| What to produce |
Reproduce the records word for word, starting at the line that contains "essay-paragraph-2: To begin" and ending after the line that contains "task-item: 1．活动形式；2.活动内容。 bbox=[172, 531, 369, 548]".

| Dataset excerpts |
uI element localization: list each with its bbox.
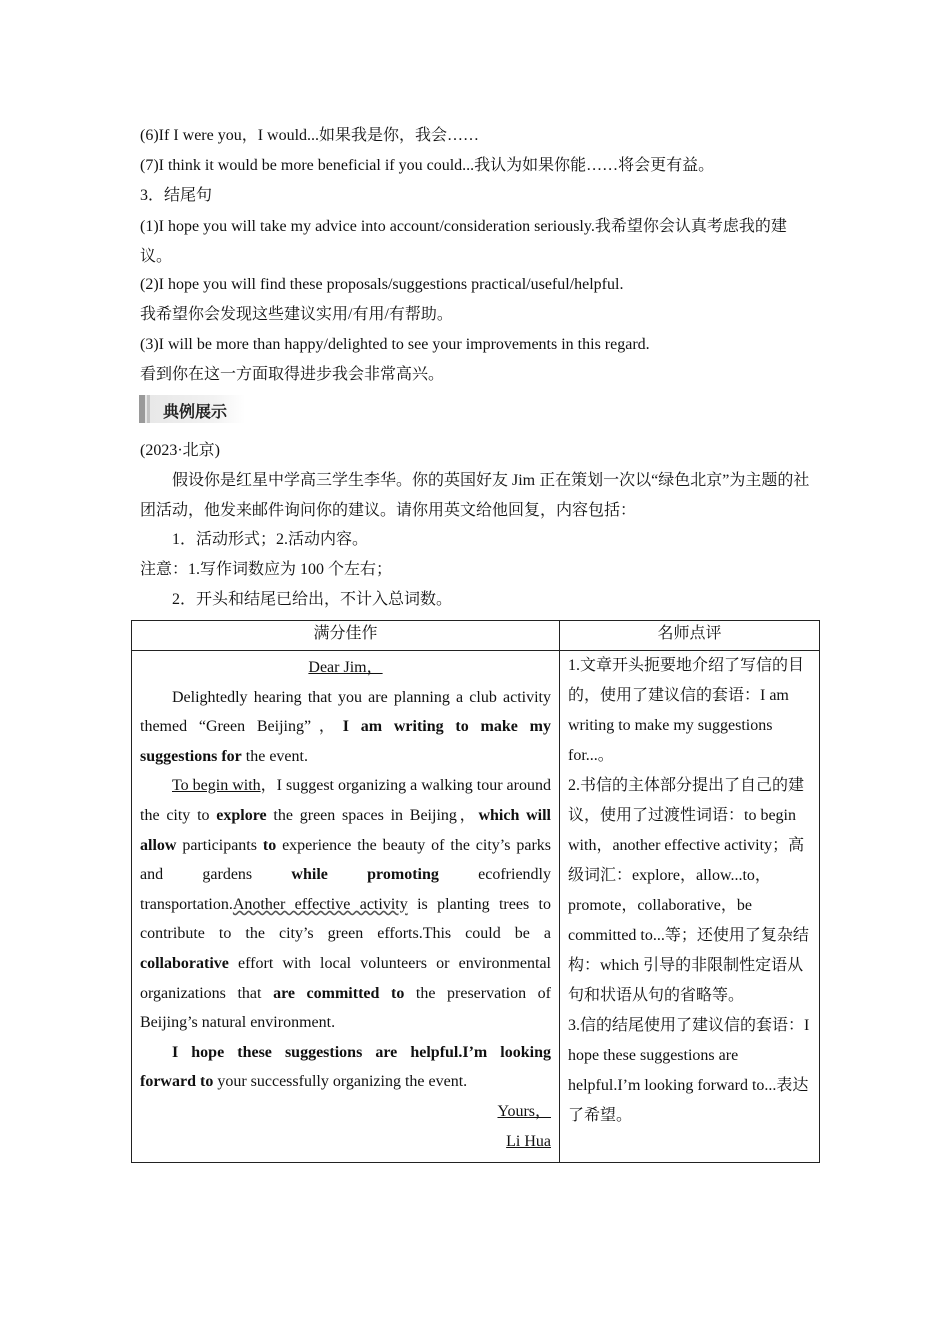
essay-paragraph-2: To begin with，I suggest organizing a walking tour around the city to explore the green spaces in Beijing，which will allow participants to experience the beauty of the city’s parks and gardens while promoting ecofriendly transportation.Another effective activity is planting trees to contribute to the city’s green efforts.This could be a collaborative effort with local volunteers or environmental organizations that are committed to the preservation of Beijing’s natural environment. bbox=[140, 777, 552, 1032]
task-item: 1．活动形式；2.活动内容。 bbox=[172, 531, 369, 548]
closing-sentence-2-en: (2)I hope you will find these proposals/suggestions practical/useful/helpful. bbox=[140, 276, 624, 293]
closing-sentence-3-cn: 看到你在这一方面取得进步我会非常高兴。 bbox=[140, 366, 445, 383]
comment-3: 3.信的结尾使用了建议信的套语：I hope these suggestions are helpful.I’m looking forward to...表达了希望。 bbox=[568, 1017, 810, 1124]
task-prompt: 假设你是红星中学高三学生李华。你的英国好友 Jim 正在策划一次以“绿色北京”为主题的社团活动，他发来邮件询问你的建议。请你用英文给他回复，内容包括： bbox=[140, 472, 810, 519]
salutation: Dear Jim， bbox=[308, 659, 383, 676]
section-banner bbox=[139, 395, 245, 423]
essay-paragraph-3: I hope these suggestions are helpful.I’m looking forward to your successfully organizing the event. bbox=[140, 1043, 551, 1091]
closing-sentence-1: (1)I hope you will take my advice into account/consideration seriously.我希望你会认真考虑我的建议。 bbox=[140, 218, 787, 265]
closing-sentence-3-en: (3)I will be more than happy/delighted to see your improvements in this regard. bbox=[140, 336, 650, 353]
model-essay-cell bbox=[132, 651, 560, 1163]
closing-sentence-2-cn: 我希望你会发现这些建议实用/有用/有帮助。 bbox=[140, 306, 453, 323]
essay-table bbox=[131, 620, 820, 1163]
task-note-1: 注意：1.写作词数应为 100 个左右； bbox=[140, 561, 393, 578]
comment-2: 2.书信的主体部分提出了自己的建议，使用了过渡性词语：to begin with，another effective activity；高级词汇：explore，allow...to，promote，collaborative，be committed to...等；还使用了复杂结构：which 引导的非限制性定语从句和状语从句的省略等。 bbox=[568, 777, 809, 1004]
banner-bar-secondary bbox=[147, 395, 150, 423]
task-note-2: 2．开头和结尾已给出，不计入总词数。 bbox=[172, 591, 453, 608]
header-teacher-comment: 名师点评 bbox=[560, 621, 820, 651]
comment-1: 1.文章开头扼要地介绍了写信的目的，使用了建议信的套语：I am writing to make my suggestions for...。 bbox=[568, 657, 805, 764]
banner-label: 典例展示 bbox=[163, 402, 228, 421]
teacher-comment-cell bbox=[560, 651, 820, 1163]
closing: Yours， bbox=[497, 1102, 551, 1120]
phrase-6: (6)If I were you，I would...如果我是你，我会…… bbox=[140, 127, 480, 144]
essay-paragraph-1: Delightedly hearing that you are planning a club activity themed “Green Beijing”，I am writing to make my suggestions for the event. bbox=[140, 688, 551, 765]
banner-bar bbox=[139, 395, 145, 423]
task-source: (2023·北京) bbox=[140, 442, 220, 459]
section-heading-closing: 3．结尾句 bbox=[140, 187, 213, 204]
signature: Li Hua bbox=[506, 1132, 551, 1150]
header-model-essay: 满分佳作 bbox=[132, 621, 560, 651]
phrase-7: (7)I think it would be more beneficial if you could...我认为如果你能……将会更有益。 bbox=[140, 157, 715, 174]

| Expected answer |
essay-paragraph-2: To begin with，I suggest organizing a walking tour around the city to explore the green spaces in Beijing，which will allow participants to experience the beauty of the city’s parks and gardens while promoting ecofriendly transportation.Another effective activity is planting trees to contribute to the city’s green efforts.This could be a collaborative effort with local volunteers or environmental organizations that are committed to the preservation of Beijing’s natural environment. bbox=[140, 777, 552, 1032]
task-item: 1．活动形式；2.活动内容。 bbox=[172, 531, 369, 548]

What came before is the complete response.